[Records]

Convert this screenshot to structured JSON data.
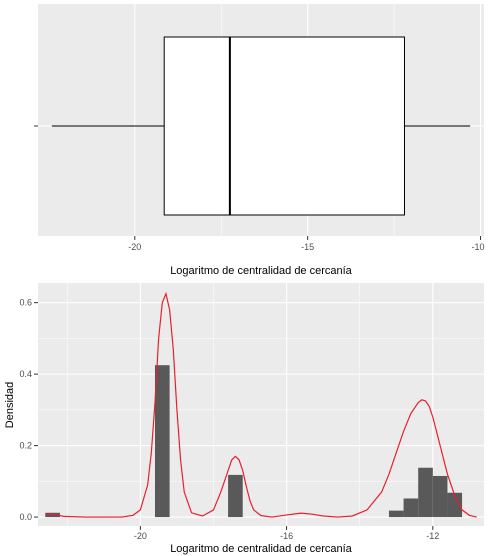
{
  "chart_data": [
    {
      "type": "boxplot",
      "xlabel": "Logaritmo de centralidad de cercanía",
      "ylabel": "",
      "xlim": [
        -22.8,
        -9.9
      ],
      "x_ticks": [
        -20,
        -15,
        -10
      ],
      "x_tick_labels": [
        "-20",
        "-15",
        "-10"
      ],
      "y_tick_labels": [
        ""
      ],
      "box": {
        "whisker_low": -22.4,
        "q1": -19.15,
        "median": -17.25,
        "q3": -12.2,
        "whisker_high": -10.3
      },
      "grid": true,
      "colors": {
        "panel": "#ebebeb",
        "grid": "#ffffff",
        "box_fill": "#ffffff",
        "box_line": "#000000"
      }
    },
    {
      "type": "histogram",
      "xlabel": "Logaritmo de centralidad de cercanía",
      "ylabel": "Densidad",
      "xlim": [
        -22.8,
        -10.6
      ],
      "ylim": [
        -0.025,
        0.655
      ],
      "x_ticks": [
        -20,
        -16,
        -12
      ],
      "x_tick_labels": [
        "-20",
        "-16",
        "-12"
      ],
      "y_ticks": [
        0.0,
        0.2,
        0.4,
        0.6
      ],
      "y_tick_labels": [
        "0.0",
        "0.2",
        "0.4",
        "0.6"
      ],
      "bins": [
        {
          "x0": -22.6,
          "x1": -22.2,
          "density": 0.012
        },
        {
          "x0": -19.6,
          "x1": -19.2,
          "density": 0.425
        },
        {
          "x0": -17.6,
          "x1": -17.2,
          "density": 0.118
        },
        {
          "x0": -13.2,
          "x1": -12.8,
          "density": 0.018
        },
        {
          "x0": -12.8,
          "x1": -12.4,
          "density": 0.052
        },
        {
          "x0": -12.4,
          "x1": -12.0,
          "density": 0.138
        },
        {
          "x0": -12.0,
          "x1": -11.6,
          "density": 0.115
        },
        {
          "x0": -11.6,
          "x1": -11.2,
          "density": 0.068
        }
      ],
      "density_curve": {
        "color": "#e8202c",
        "x": [
          -22.6,
          -22.5,
          -22.3,
          -22.1,
          -21.5,
          -20.5,
          -20.2,
          -20.0,
          -19.8,
          -19.7,
          -19.6,
          -19.5,
          -19.4,
          -19.3,
          -19.2,
          -19.1,
          -19.0,
          -18.9,
          -18.8,
          -18.6,
          -18.3,
          -18.0,
          -17.8,
          -17.6,
          -17.5,
          -17.4,
          -17.3,
          -17.2,
          -17.1,
          -17.0,
          -16.9,
          -16.7,
          -16.4,
          -16.0,
          -15.6,
          -15.3,
          -15.0,
          -14.6,
          -14.2,
          -13.8,
          -13.4,
          -13.2,
          -13.0,
          -12.8,
          -12.6,
          -12.4,
          -12.3,
          -12.2,
          -12.1,
          -12.0,
          -11.8,
          -11.6,
          -11.4,
          -11.2,
          -11.0,
          -10.8
        ],
        "y": [
          0.007,
          0.009,
          0.006,
          0.002,
          0.0,
          0.0,
          0.005,
          0.02,
          0.09,
          0.18,
          0.32,
          0.5,
          0.6,
          0.625,
          0.58,
          0.47,
          0.3,
          0.16,
          0.07,
          0.012,
          0.003,
          0.02,
          0.07,
          0.13,
          0.16,
          0.17,
          0.16,
          0.13,
          0.085,
          0.045,
          0.02,
          0.004,
          0.0,
          0.006,
          0.011,
          0.008,
          0.003,
          0.0,
          0.003,
          0.02,
          0.07,
          0.12,
          0.18,
          0.24,
          0.29,
          0.32,
          0.328,
          0.325,
          0.31,
          0.28,
          0.2,
          0.12,
          0.06,
          0.02,
          0.005,
          0.0
        ]
      },
      "grid": true,
      "colors": {
        "panel": "#ebebeb",
        "grid": "#ffffff",
        "bar": "#595959"
      }
    }
  ]
}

[What to do] Your copy of the data should match it exactly, except that pictures are left out.

[Task result]
Convert this screenshot to structured JSON data.
{
  "chart_data": [
    {
      "type": "boxplot",
      "xlabel": "Logaritmo de centralidad de cercanía",
      "ylabel": "",
      "xlim": [
        -22.8,
        -9.9
      ],
      "x_ticks": [
        -20,
        -15,
        -10
      ],
      "x_tick_labels": [
        "-20",
        "-15",
        "-10"
      ],
      "y_tick_labels": [
        ""
      ],
      "box": {
        "whisker_low": -22.4,
        "q1": -19.15,
        "median": -17.25,
        "q3": -12.2,
        "whisker_high": -10.3
      },
      "grid": true,
      "colors": {
        "panel": "#ebebeb",
        "grid": "#ffffff",
        "box_fill": "#ffffff",
        "box_line": "#000000"
      }
    },
    {
      "type": "histogram",
      "xlabel": "Logaritmo de centralidad de cercanía",
      "ylabel": "Densidad",
      "xlim": [
        -22.8,
        -10.6
      ],
      "ylim": [
        -0.025,
        0.655
      ],
      "x_ticks": [
        -20,
        -16,
        -12
      ],
      "x_tick_labels": [
        "-20",
        "-16",
        "-12"
      ],
      "y_ticks": [
        0.0,
        0.2,
        0.4,
        0.6
      ],
      "y_tick_labels": [
        "0.0",
        "0.2",
        "0.4",
        "0.6"
      ],
      "bins": [
        {
          "x0": -22.6,
          "x1": -22.2,
          "density": 0.012
        },
        {
          "x0": -19.6,
          "x1": -19.2,
          "density": 0.425
        },
        {
          "x0": -17.6,
          "x1": -17.2,
          "density": 0.118
        },
        {
          "x0": -13.2,
          "x1": -12.8,
          "density": 0.018
        },
        {
          "x0": -12.8,
          "x1": -12.4,
          "density": 0.052
        },
        {
          "x0": -12.4,
          "x1": -12.0,
          "density": 0.138
        },
        {
          "x0": -12.0,
          "x1": -11.6,
          "density": 0.115
        },
        {
          "x0": -11.6,
          "x1": -11.2,
          "density": 0.068
        }
      ],
      "density_curve": {
        "color": "#e8202c",
        "x": [
          -22.6,
          -22.5,
          -22.3,
          -22.1,
          -21.5,
          -20.5,
          -20.2,
          -20.0,
          -19.8,
          -19.7,
          -19.6,
          -19.5,
          -19.4,
          -19.3,
          -19.2,
          -19.1,
          -19.0,
          -18.9,
          -18.8,
          -18.6,
          -18.3,
          -18.0,
          -17.8,
          -17.6,
          -17.5,
          -17.4,
          -17.3,
          -17.2,
          -17.1,
          -17.0,
          -16.9,
          -16.7,
          -16.4,
          -16.0,
          -15.6,
          -15.3,
          -15.0,
          -14.6,
          -14.2,
          -13.8,
          -13.4,
          -13.2,
          -13.0,
          -12.8,
          -12.6,
          -12.4,
          -12.3,
          -12.2,
          -12.1,
          -12.0,
          -11.8,
          -11.6,
          -11.4,
          -11.2,
          -11.0,
          -10.8
        ],
        "y": [
          0.007,
          0.009,
          0.006,
          0.002,
          0.0,
          0.0,
          0.005,
          0.02,
          0.09,
          0.18,
          0.32,
          0.5,
          0.6,
          0.625,
          0.58,
          0.47,
          0.3,
          0.16,
          0.07,
          0.012,
          0.003,
          0.02,
          0.07,
          0.13,
          0.16,
          0.17,
          0.16,
          0.13,
          0.085,
          0.045,
          0.02,
          0.004,
          0.0,
          0.006,
          0.011,
          0.008,
          0.003,
          0.0,
          0.003,
          0.02,
          0.07,
          0.12,
          0.18,
          0.24,
          0.29,
          0.32,
          0.328,
          0.325,
          0.31,
          0.28,
          0.2,
          0.12,
          0.06,
          0.02,
          0.005,
          0.0
        ]
      },
      "grid": true,
      "colors": {
        "panel": "#ebebeb",
        "grid": "#ffffff",
        "bar": "#595959"
      }
    }
  ]
}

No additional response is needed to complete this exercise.